Exercise directions:
Output the entries below exactly as written, omitting pictures.

Input rows:
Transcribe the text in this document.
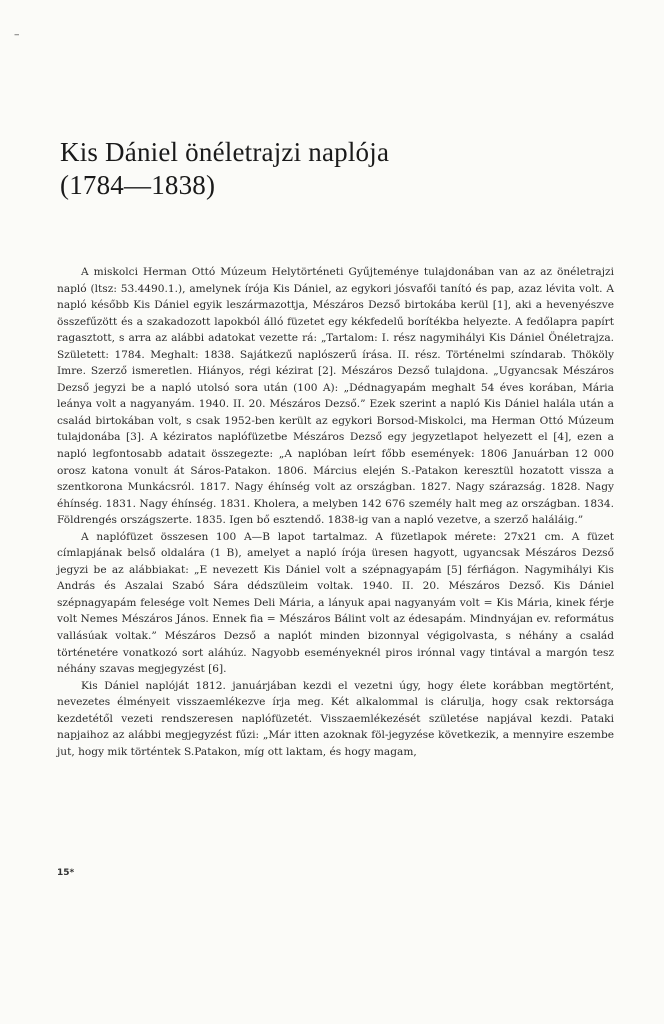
–
Kis Dániel önéletrajzi naplója
(1784—1838)

A miskolci Herman Ottó Múzeum Helytörténeti Gyűjteménye tulajdonában van az az önéletrajzi napló (ltsz: 53.4490.1.), amelynek írója Kis Dániel, az egykori jósvafői tanító és pap, azaz lévita volt. A napló később Kis Dániel egyik leszármazottja, Mészáros Dezső birtokába kerül [1], aki a hevenyészve összefűzött és a szakadozott lapokból álló füzetet egy kékfedelű borítékba helyezte. A fedőlapra papírt ragasztott, s arra az alábbi adatokat vezette rá: „Tartalom: I. rész nagymihályi Kis Dániel Önéletrajza. Született: 1784. Meghalt: 1838. Sajátkezű naplószerű írása. II. rész. Történelmi színdarab. Thököly Imre. Szerző ismeretlen. Hiányos, régi kézirat [2]. Mészáros Dezső tulajdona. „Ugyancsak Mészáros Dezső jegyzi be a napló utolsó sora után (100 A): „Dédnagyapám meghalt 54 éves korában, Mária leánya volt a nagyanyám. 1940. II. 20. Mészáros Dezső.” Ezek szerint a napló Kis Dániel halála után a család birtokában volt, s csak 1952-ben került az egykori Borsod-Miskolci, ma Herman Ottó Múzeum tulajdonába [3]. A kéziratos naplófüzetbe Mészáros Dezső egy jegyzetlapot helyezett el [4], ezen a napló legfontosabb adatait összegezte: „A naplóban leírt főbb események: 1806 Januárban 12 000 orosz katona vonult át Sáros-Patakon. 1806. Március elején S.-Patakon keresztül hozatott vissza a szentkorona Munkácsról. 1817. Nagy éhínség volt az országban. 1827. Nagy szárazság. 1828. Nagy éhínség. 1831. Nagy éhínség. 1831. Kholera, a melyben 142 676 személy halt meg az országban. 1834. Földrengés országszerte. 1835. Igen bő esztendő. 1838-ig van a napló vezetve, a szerző haláláig.”

A naplófüzet összesen 100 A—B lapot tartalmaz. A füzetlapok mérete: 27x21 cm. A füzet címlapjának belső oldalára (1 B), amelyet a napló írója üresen hagyott, ugyancsak Mészáros Dezső jegyzi be az alábbiakat: „E nevezett Kis Dániel volt a szépnagyapám [5] férfiágon. Nagymihályi Kis András és Aszalai Szabó Sára dédszüleim voltak. 1940. II. 20. Mészáros Dezső. Kis Dániel szépnagyapám felesége volt Nemes Deli Mária, a lányuk apai nagyanyám volt = Kis Mária, kinek férje volt Nemes Mészáros János. Ennek fia = Mészáros Bálint volt az édesapám. Mindnyájan ev. református vallásúak voltak.” Mészáros Dezső a naplót minden bizonnyal végigolvasta, s néhány a család történetére vonatkozó sort aláhúz. Nagyobb eseményeknél piros irónnal vagy tintával a margón tesz néhány szavas megjegyzést [6].

Kis Dániel naplóját 1812. januárjában kezdi el vezetni úgy, hogy élete korábban megtörtént, nevezetes élményeit visszaemlékezve írja meg. Két alkalommal is clárulja, hogy csak rektorsága kezdetétől vezeti rendszeresen naplófüzetét. Visszaemlékezését születése napjával kezdi. Pataki napjaihoz az alábbi megjegyzést fűzi: „Már itten azoknak föl-jegyzése következik, a mennyire eszembe jut, hogy mik történtek S.Patakon, míg ott laktam, és hogy magam,

15*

The solution:
Transcribe the text in this document.
–
Kis Dániel önéletrajzi naplója
(1784—1838)

A miskolci Herman Ottó Múzeum Helytörténeti Gyűjteménye tulajdonában van az az önéletrajzi napló (ltsz: 53.4490.1.), amelynek írója Kis Dániel, az egykori jósvafői tanító és pap, azaz lévita volt. A napló később Kis Dániel egyik leszármazottja, Mészáros Dezső birtokába kerül [1], aki a hevenyészve összefűzött és a szakadozott lapokból álló füzetet egy kékfedelű borítékba helyezte. A fedőlapra papírt ragasztott, s arra az alábbi adatokat vezette rá: „Tartalom: I. rész nagymihályi Kis Dániel Önéletrajza. Született: 1784. Meghalt: 1838. Sajátkezű naplószerű írása. II. rész. Történelmi színdarab. Thököly Imre. Szerző ismeretlen. Hiányos, régi kézirat [2]. Mészáros Dezső tulajdona. „Ugyancsak Mészáros Dezső jegyzi be a napló utolsó sora után (100 A): „Dédnagyapám meghalt 54 éves korában, Mária leánya volt a nagyanyám. 1940. II. 20. Mészáros Dezső.” Ezek szerint a napló Kis Dániel halála után a család birtokában volt, s csak 1952-ben került az egykori Borsod-Miskolci, ma Herman Ottó Múzeum tulajdonába [3]. A kéziratos naplófüzetbe Mészáros Dezső egy jegyzetlapot helyezett el [4], ezen a napló legfontosabb adatait összegezte: „A naplóban leírt főbb események: 1806 Januárban 12 000 orosz katona vonult át Sáros-Patakon. 1806. Március elején S.-Patakon keresztül hozatott vissza a szentkorona Munkácsról. 1817. Nagy éhínség volt az országban. 1827. Nagy szárazság. 1828. Nagy éhínség. 1831. Nagy éhínség. 1831. Kholera, a melyben 142 676 személy halt meg az országban. 1834. Földrengés országszerte. 1835. Igen bő esztendő. 1838-ig van a napló vezetve, a szerző haláláig.”

A naplófüzet összesen 100 A—B lapot tartalmaz. A füzetlapok mérete: 27x21 cm. A füzet címlapjának belső oldalára (1 B), amelyet a napló írója üresen hagyott, ugyancsak Mészáros Dezső jegyzi be az alábbiakat: „E nevezett Kis Dániel volt a szépnagyapám [5] férfiágon. Nagymihályi Kis András és Aszalai Szabó Sára dédszüleim voltak. 1940. II. 20. Mészáros Dezső. Kis Dániel szépnagyapám felesége volt Nemes Deli Mária, a lányuk apai nagyanyám volt = Kis Mária, kinek férje volt Nemes Mészáros János. Ennek fia = Mészáros Bálint volt az édesapám. Mindnyájan ev. református vallásúak voltak.” Mészáros Dezső a naplót minden bizonnyal végigolvasta, s néhány a család történetére vonatkozó sort aláhúz. Nagyobb eseményeknél piros irónnal vagy tintával a margón tesz néhány szavas megjegyzést [6].

Kis Dániel naplóját 1812. januárjában kezdi el vezetni úgy, hogy élete korábban megtörtént, nevezetes élményeit visszaemlékezve írja meg. Két alkalommal is clárulja, hogy csak rektorsága kezdetétől vezeti rendszeresen naplófüzetét. Visszaemlékezését születése napjával kezdi. Pataki napjaihoz az alábbi megjegyzést fűzi: „Már itten azoknak föl-jegyzése következik, a mennyire eszembe jut, hogy mik történtek S.Patakon, míg ott laktam, és hogy magam,

15*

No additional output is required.